(Collected data)
——————————
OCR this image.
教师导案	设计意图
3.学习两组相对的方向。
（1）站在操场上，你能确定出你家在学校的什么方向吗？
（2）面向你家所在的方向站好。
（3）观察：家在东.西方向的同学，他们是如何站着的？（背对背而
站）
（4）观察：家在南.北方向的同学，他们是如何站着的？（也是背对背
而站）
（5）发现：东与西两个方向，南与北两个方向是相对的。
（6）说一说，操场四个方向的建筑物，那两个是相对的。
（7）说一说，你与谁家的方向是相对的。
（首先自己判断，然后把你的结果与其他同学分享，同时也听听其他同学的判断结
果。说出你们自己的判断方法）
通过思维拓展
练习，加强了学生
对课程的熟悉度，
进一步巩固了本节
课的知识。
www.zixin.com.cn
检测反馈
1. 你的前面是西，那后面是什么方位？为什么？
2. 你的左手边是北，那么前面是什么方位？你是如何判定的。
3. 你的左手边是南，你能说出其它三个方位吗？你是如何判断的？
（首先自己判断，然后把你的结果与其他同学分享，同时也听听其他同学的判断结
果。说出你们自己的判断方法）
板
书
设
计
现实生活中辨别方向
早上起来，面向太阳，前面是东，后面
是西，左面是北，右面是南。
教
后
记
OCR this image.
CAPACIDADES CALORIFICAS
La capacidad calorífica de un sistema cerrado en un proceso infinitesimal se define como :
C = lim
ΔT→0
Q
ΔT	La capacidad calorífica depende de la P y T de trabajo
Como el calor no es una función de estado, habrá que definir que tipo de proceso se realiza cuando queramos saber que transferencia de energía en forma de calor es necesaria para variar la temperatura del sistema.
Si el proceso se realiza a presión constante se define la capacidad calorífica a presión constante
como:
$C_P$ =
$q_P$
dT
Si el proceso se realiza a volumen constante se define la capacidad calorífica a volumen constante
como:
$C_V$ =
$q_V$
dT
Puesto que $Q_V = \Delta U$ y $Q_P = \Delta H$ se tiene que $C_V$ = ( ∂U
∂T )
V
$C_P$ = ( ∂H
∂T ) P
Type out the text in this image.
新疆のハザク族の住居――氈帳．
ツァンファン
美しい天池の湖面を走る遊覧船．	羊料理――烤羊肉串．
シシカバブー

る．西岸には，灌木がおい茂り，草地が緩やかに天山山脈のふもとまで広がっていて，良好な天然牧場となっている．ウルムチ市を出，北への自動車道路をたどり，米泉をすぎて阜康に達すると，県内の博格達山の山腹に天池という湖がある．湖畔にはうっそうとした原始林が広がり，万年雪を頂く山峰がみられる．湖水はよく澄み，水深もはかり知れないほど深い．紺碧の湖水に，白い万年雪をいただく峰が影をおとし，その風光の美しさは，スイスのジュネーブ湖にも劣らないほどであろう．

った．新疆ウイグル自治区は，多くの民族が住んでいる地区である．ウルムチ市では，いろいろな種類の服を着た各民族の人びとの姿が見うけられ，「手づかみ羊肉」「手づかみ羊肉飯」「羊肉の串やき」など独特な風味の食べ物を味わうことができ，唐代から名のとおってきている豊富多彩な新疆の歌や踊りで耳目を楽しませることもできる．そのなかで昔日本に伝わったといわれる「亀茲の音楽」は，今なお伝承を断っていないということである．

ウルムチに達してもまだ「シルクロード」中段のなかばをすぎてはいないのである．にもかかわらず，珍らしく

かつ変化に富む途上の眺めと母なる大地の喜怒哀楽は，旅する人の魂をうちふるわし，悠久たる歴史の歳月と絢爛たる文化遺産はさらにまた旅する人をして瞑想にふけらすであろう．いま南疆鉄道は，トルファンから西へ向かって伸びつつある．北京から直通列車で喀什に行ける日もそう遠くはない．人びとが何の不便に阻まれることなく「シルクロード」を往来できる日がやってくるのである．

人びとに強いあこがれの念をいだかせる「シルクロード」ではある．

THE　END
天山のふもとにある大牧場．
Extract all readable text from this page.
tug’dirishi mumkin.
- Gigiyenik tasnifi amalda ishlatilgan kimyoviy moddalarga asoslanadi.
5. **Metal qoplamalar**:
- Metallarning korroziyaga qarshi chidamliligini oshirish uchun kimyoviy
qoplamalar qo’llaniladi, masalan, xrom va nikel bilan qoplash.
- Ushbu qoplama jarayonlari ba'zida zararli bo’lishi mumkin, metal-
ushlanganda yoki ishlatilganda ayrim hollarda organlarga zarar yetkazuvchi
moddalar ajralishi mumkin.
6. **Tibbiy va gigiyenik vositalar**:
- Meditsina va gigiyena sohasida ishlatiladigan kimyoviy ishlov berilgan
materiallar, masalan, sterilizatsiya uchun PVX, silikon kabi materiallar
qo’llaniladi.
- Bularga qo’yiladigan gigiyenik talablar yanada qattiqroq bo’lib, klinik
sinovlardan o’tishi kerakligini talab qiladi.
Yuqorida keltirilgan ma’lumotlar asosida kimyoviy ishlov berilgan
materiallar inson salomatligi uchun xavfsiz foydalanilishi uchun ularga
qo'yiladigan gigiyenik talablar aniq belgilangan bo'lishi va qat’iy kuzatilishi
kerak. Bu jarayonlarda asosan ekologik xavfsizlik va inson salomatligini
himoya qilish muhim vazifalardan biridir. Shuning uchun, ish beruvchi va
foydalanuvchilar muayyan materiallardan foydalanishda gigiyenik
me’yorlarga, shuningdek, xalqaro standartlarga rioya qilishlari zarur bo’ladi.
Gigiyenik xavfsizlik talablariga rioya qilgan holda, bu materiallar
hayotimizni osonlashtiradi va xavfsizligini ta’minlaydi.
——————————
TASK
Using the material above, report each line where "calorífica" occurs.

EXERCISE SOLUTION
La capacidad calorífica de un sistema cerrado en un proceso infinitesimal se define como :
ΔT	La capacidad calorífica depende de la P y T de trabajo
Si el proceso se realiza a presión constante se define la capacidad calorífica a presión constante
Si el proceso se realiza a volumen constante se define la capacidad calorífica a volumen constante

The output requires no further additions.